§ **PAGE**

## Begin

Reference to loop index in a closure

[Bill Smith]

My "Case 1" creates an array of references to anonymous subroutines.
Each subroutine is intended to print the value of the loop index ($i)
when it (the subroutine) was created. One of the subroutines is
executed to demonstrate that the wrong value is printed. (The index is
never 3)

"Case 2" is an experimental version which solves the problem by using
another variable ($j) as the loop index
and making $i a lexical variable within the scope of the loop.

use strict;
use warnings;

my @ref1;

for (my $i = 0; $i < 3; $i++){
$ref1[$i] = sub{print "Case 1 = $i WRONG\n"};
}
&{$ref1[1]};


for (my $j = 0; $j < 3; $j++){
my $i = $j;
$ref1[$i] = sub{print "Case 2 = $i OK\n"};
}
&{$ref1[1]};
__END__

What is wrong with "Case 1"? I first encountered the problem in a Tk
application and wrote this case as a aide to solving it. The successful
"Case 2" was found by trial and error. Both appear to conform to
section of "Programming Perl" on closures.

Thanks,
Bill

 

[A. Sinan Unur]

My "Case 1" creates an array of references to anonymous subroutines.
Each subroutine is intended to print the value of the loop index ($i)
when it (the subroutine) was created. One of the subroutines is
executed to demonstrate that the wrong value is printed. (The index is
never 3)

I am going to rearrange your post a little bit. Here is your case 1:

use strict;
use warnings;

my @ref1;

for (my $i = 0; $i < 3; $i++){
$ref1[$i] = sub{print "Case 1 = $i WRONG\n"};
}
&{$ref1[1]};

I do not understand why you would ever expect the index to be 3. OTOH, when
I ran your script unmodified on my system, it produced the following
output:

C:\Home\asu1> perl -v

This is perl, v5.8.3 built for MSWin32-x86-multi-thread
(with 8 registered patches, see perl -V for more detail)

....

## End

§ **DATASET EXTRACT**
## Begin

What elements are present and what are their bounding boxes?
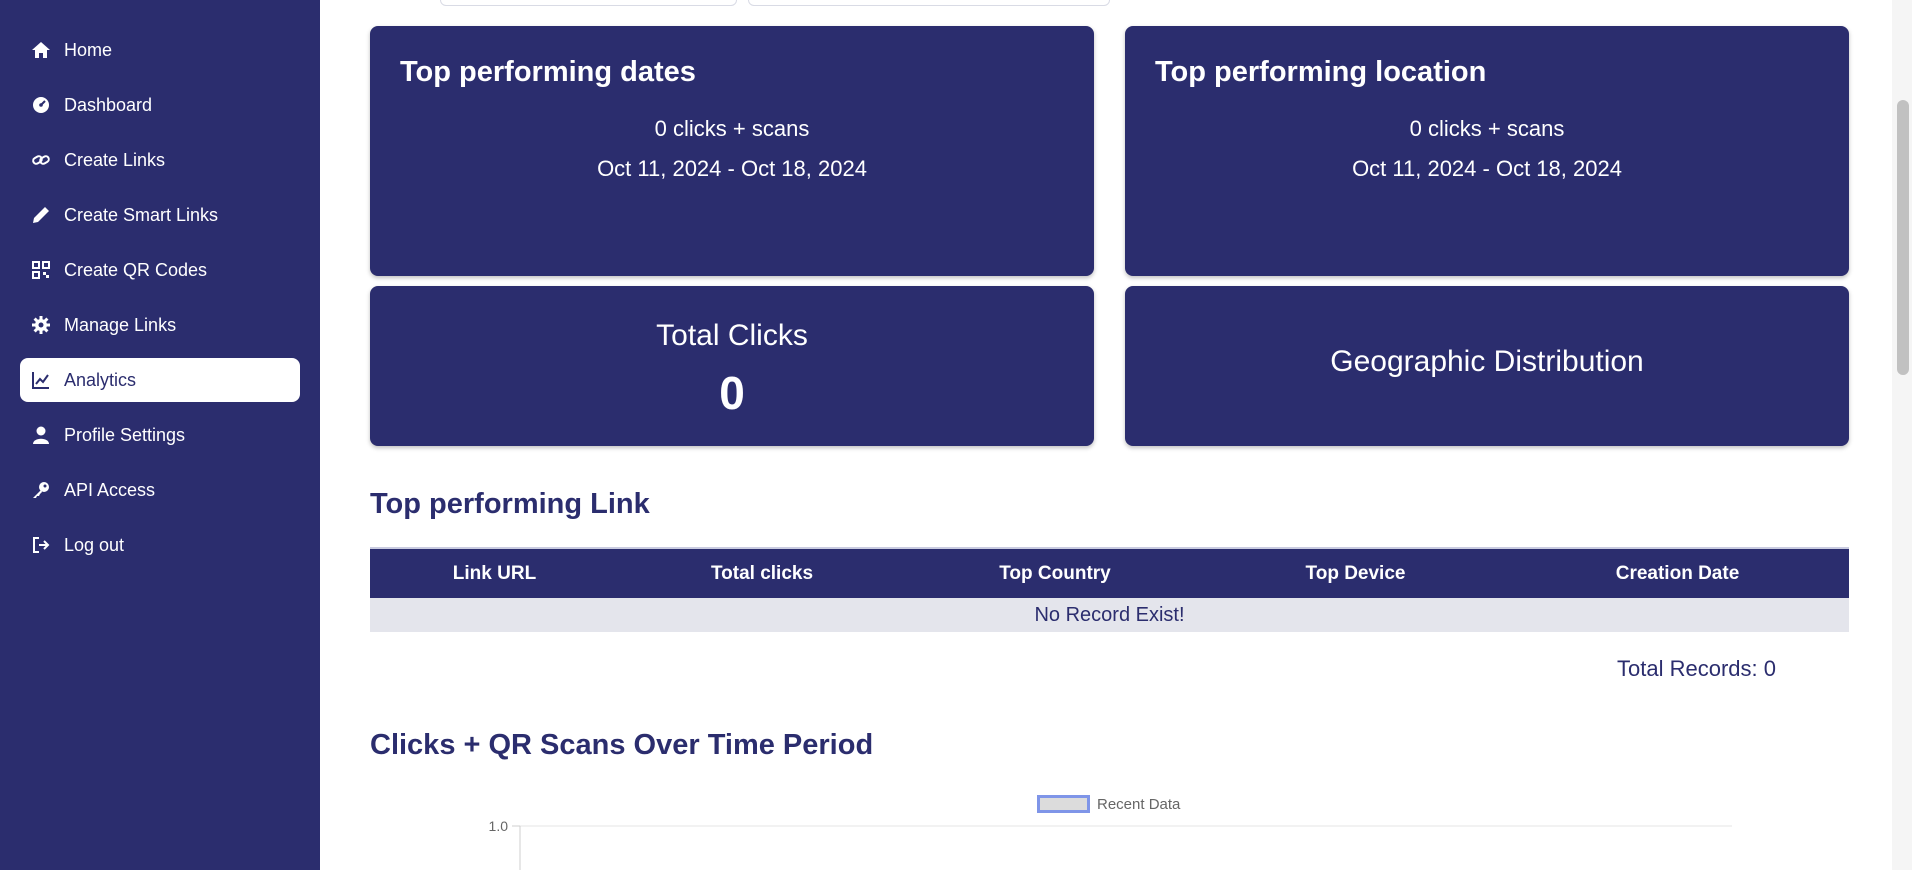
qr-code-icon bbox=[30, 259, 52, 281]
card-title: Top performing dates bbox=[400, 56, 696, 88]
sidebar-item-create-qr-codes[interactable]: Create QR Codes bbox=[20, 248, 300, 292]
sidebar-item-dashboard[interactable]: Dashboard bbox=[20, 83, 300, 127]
clicks-scans-count: 0 clicks + scans bbox=[654, 116, 810, 141]
chart-title: Clicks + QR Scans Over Time Period bbox=[370, 729, 874, 761]
sidebar-item-label: Dashboard bbox=[64, 94, 153, 115]
top-link-table: Link URL Total clicks Top Country Top De… bbox=[370, 547, 1849, 632]
sidebar-item-api-access[interactable]: API Access bbox=[20, 468, 300, 512]
sidebar-item-label: Create Links bbox=[64, 149, 166, 170]
sidebar-item-label: Home bbox=[64, 39, 113, 60]
total-records: Total Records: 0 bbox=[1617, 656, 1776, 681]
card-title: Geographic Distribution bbox=[1330, 345, 1644, 378]
filter-input-end[interactable] bbox=[748, 0, 1110, 6]
column-header[interactable]: Total clicks bbox=[619, 547, 905, 598]
chart-y-tick-label: 1.0 bbox=[489, 818, 509, 834]
analytics-main: Top performing dates 0 clicks + scans Oc… bbox=[320, 0, 1892, 870]
chart-line-icon bbox=[30, 369, 52, 391]
column-header[interactable]: Top Country bbox=[905, 547, 1205, 598]
top-dates-card: Top performing dates 0 clicks + scans Oc… bbox=[370, 26, 1094, 276]
total-clicks-value: 0 bbox=[719, 367, 745, 419]
sidebar-item-label: Log out bbox=[64, 534, 125, 555]
table-header-row: Link URL Total clicks Top Country Top De… bbox=[370, 547, 1849, 598]
empty-message: No Record Exist! bbox=[370, 598, 1849, 632]
card-title: Top performing location bbox=[1155, 56, 1487, 88]
clicks-scans-count: 0 clicks + scans bbox=[1409, 116, 1565, 141]
key-icon bbox=[30, 479, 52, 501]
gear-icon bbox=[30, 314, 52, 336]
top-location-card: Top performing location 0 clicks + scans… bbox=[1125, 26, 1849, 276]
sidebar-item-label: Profile Settings bbox=[64, 424, 186, 445]
logout-icon bbox=[30, 534, 52, 556]
link-icon bbox=[30, 149, 52, 171]
user-icon bbox=[30, 424, 52, 446]
sidebar: Home Dashboard Create Links Create Smart… bbox=[0, 0, 320, 870]
clicks-chart: 1.0 bbox=[489, 818, 1732, 870]
column-header[interactable]: Creation Date bbox=[1506, 547, 1849, 598]
home-icon bbox=[30, 39, 52, 61]
sidebar-item-label: Analytics bbox=[64, 369, 137, 390]
sidebar-item-analytics[interactable]: Analytics bbox=[20, 358, 300, 402]
date-range: Oct 11, 2024 - Oct 18, 2024 bbox=[1352, 156, 1622, 181]
sidebar-item-label: Create QR Codes bbox=[64, 259, 208, 280]
date-range: Oct 11, 2024 - Oct 18, 2024 bbox=[597, 156, 867, 181]
sidebar-item-label: Create Smart Links bbox=[64, 204, 219, 225]
column-header[interactable]: Link URL bbox=[370, 547, 619, 598]
total-clicks-card: Total Clicks 0 bbox=[370, 286, 1094, 446]
filter-input-start[interactable] bbox=[440, 0, 737, 6]
geographic-distribution-card: Geographic Distribution bbox=[1125, 286, 1849, 446]
sidebar-item-manage-links[interactable]: Manage Links bbox=[20, 303, 300, 347]
vertical-scrollbar[interactable] bbox=[1892, 0, 1912, 870]
top-link-title: Top performing Link bbox=[370, 488, 650, 520]
gauge-icon bbox=[30, 94, 52, 116]
card-title: Total Clicks bbox=[656, 319, 808, 352]
scrollbar-thumb[interactable] bbox=[1897, 100, 1909, 375]
sidebar-item-label: Manage Links bbox=[64, 314, 177, 335]
sidebar-item-home[interactable]: Home bbox=[20, 28, 300, 72]
table-row: No Record Exist! bbox=[370, 598, 1849, 632]
pencil-icon bbox=[30, 204, 52, 226]
sidebar-item-create-links[interactable]: Create Links bbox=[20, 138, 300, 182]
sidebar-item-label: API Access bbox=[64, 479, 156, 500]
sidebar-item-create-smart-links[interactable]: Create Smart Links bbox=[20, 193, 300, 237]
sidebar-item-profile-settings[interactable]: Profile Settings bbox=[20, 413, 300, 457]
column-header[interactable]: Top Device bbox=[1205, 547, 1506, 598]
sidebar-item-log-out[interactable]: Log out bbox=[20, 523, 300, 567]
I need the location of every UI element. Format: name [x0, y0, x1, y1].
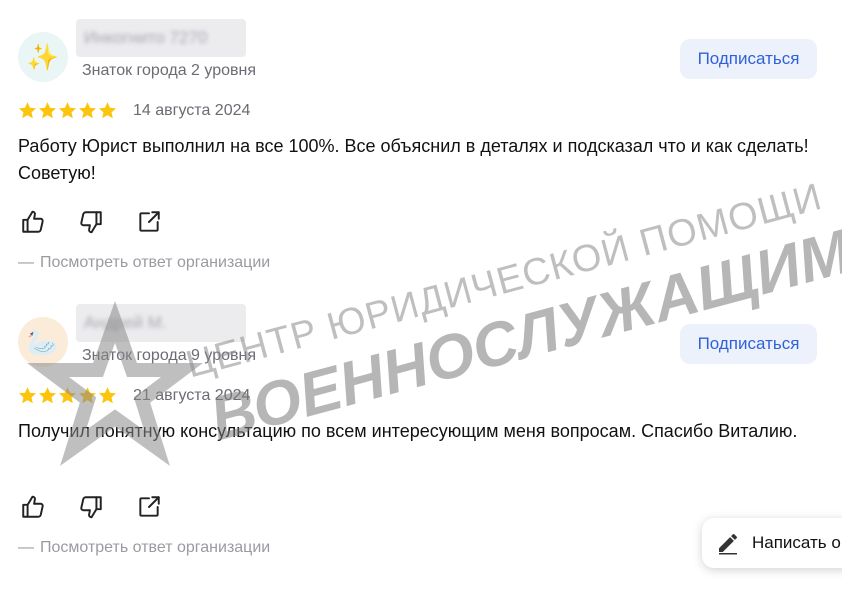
review-actions: [20, 209, 194, 235]
review-date: 14 августа 2024: [133, 102, 251, 119]
star-icon: [99, 102, 116, 119]
thumb-down-icon[interactable]: [78, 209, 104, 235]
view-org-reply-label: Посмотреть ответ организации: [40, 539, 271, 556]
star-icon: [39, 102, 56, 119]
star-icon: [79, 387, 96, 404]
thumb-down-icon[interactable]: [78, 494, 104, 520]
subscribe-button[interactable]: Подписаться: [680, 324, 817, 364]
avatar[interactable]: 🦢: [18, 317, 68, 367]
view-org-reply-label: Посмотреть ответ организации: [40, 254, 271, 271]
review-text: Работу Юрист выполнил на все 100%. Все о…: [18, 136, 809, 183]
goose-icon: 🦢: [26, 326, 60, 357]
share-icon[interactable]: [136, 209, 162, 235]
star-icon: [19, 387, 36, 404]
subscribe-button[interactable]: Подписаться: [680, 39, 817, 79]
dash-glyph: —: [18, 254, 34, 271]
dash-glyph: —: [18, 539, 34, 556]
rating-stars: [18, 101, 117, 120]
thumb-up-icon[interactable]: [20, 209, 46, 235]
review-actions: [20, 494, 194, 520]
pencil-icon: [719, 534, 737, 555]
review-card: ✨ Инкогнито 7270 Знаток города 2 уровня …: [0, 17, 842, 302]
view-org-reply-link[interactable]: — Посмотреть ответ организации: [18, 539, 270, 557]
author-name[interactable]: Андрей М.: [76, 304, 246, 342]
star-icon: [59, 102, 76, 119]
sparkles-icon: ✨: [26, 41, 60, 72]
author-name-text: Андрей М.: [84, 313, 167, 332]
author-name-text: Инкогнито 7270: [84, 28, 208, 47]
author-level: Знаток города 2 уровня: [82, 62, 257, 79]
review-text: Получил понятную консультацию по всем ин…: [18, 421, 798, 441]
star-icon: [19, 102, 36, 119]
rating-stars: [18, 386, 117, 405]
author-level: Знаток города 9 уровня: [82, 347, 257, 364]
share-icon[interactable]: [136, 494, 162, 520]
author-name[interactable]: Инкогнито 7270: [76, 19, 246, 57]
star-icon: [99, 387, 116, 404]
star-icon: [79, 102, 96, 119]
thumb-up-icon[interactable]: [20, 494, 46, 520]
write-review-button[interactable]: Написать о: [702, 518, 842, 568]
view-org-reply-link[interactable]: — Посмотреть ответ организации: [18, 254, 270, 272]
review-date: 21 августа 2024: [133, 387, 251, 404]
write-review-label: Написать о: [752, 533, 841, 552]
star-icon: [39, 387, 56, 404]
avatar[interactable]: ✨: [18, 32, 68, 82]
star-icon: [59, 387, 76, 404]
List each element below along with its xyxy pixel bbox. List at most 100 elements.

## End

§ **WHAT NEEDS TO BE DONE**
Continue the forum thread about a loop index in a Perl closure, starting right after its last line.

§ **EXERCISE ANSWER**
C:\Home\asu1> tttt
Case 1 = 3 WRONG

This puzzled me as well. Lacking sufficient knowledge, I am unsure how to
explain this, but I would have done the following:

use strict;
use warnings;

my @ref1;

$ref1[$_] = index_gen($_) for (0 .. 2);

$_->() for @ref1;

sub index_gen {
my $index = shift;
return sub { print "$index\n"; }
}

__END__

Which generates the output (in line with my expectations):

C:\Home\asu1> tttt
0
1
2

 

[Ben Morrow]

My "Case 1" creates an array of references to anonymous subroutines.
Each subroutine is intended to print the value of the loop index ($i)
when it (the subroutine) was created. One of the subroutines is
executed to demonstrate that the wrong value is printed. (The index is
never 3)

I am going to rearrange your post a little bit. Here is your case 1:

use strict;
use warnings;

my @ref1;

for (my $i = 0; $i < 3; $i++){
$ref1[$i] = sub{print "Case 1 = $i WRONG\n"};
}
&{$ref1[1]};

I do not understand why you would ever expect the index to be 3. OTOH, when
I ran your script unmodified on my system, it produced the following
output:

C:\Home\asu1> perl -v

This is perl, v5.8.3 built for MSWin32-x86-multi-thread
(with 8 registered patches, see perl -V for more detail)

...

C:\Home\asu1> tttt
Case 1 = 3 WRONG

This puzzled me as well.

The variable $i is only declared once (the first section of a C-style
loop is only executed once); hence there is only one variable. All the
subs refer to the same variable $i, so whatever you do they will always
print the same thing.

The loop test is '$i < 3'; the loop will continue until that is false.
At that point, $i == 3, and remains so for the rest of the program. That
is why the subs will all print 3.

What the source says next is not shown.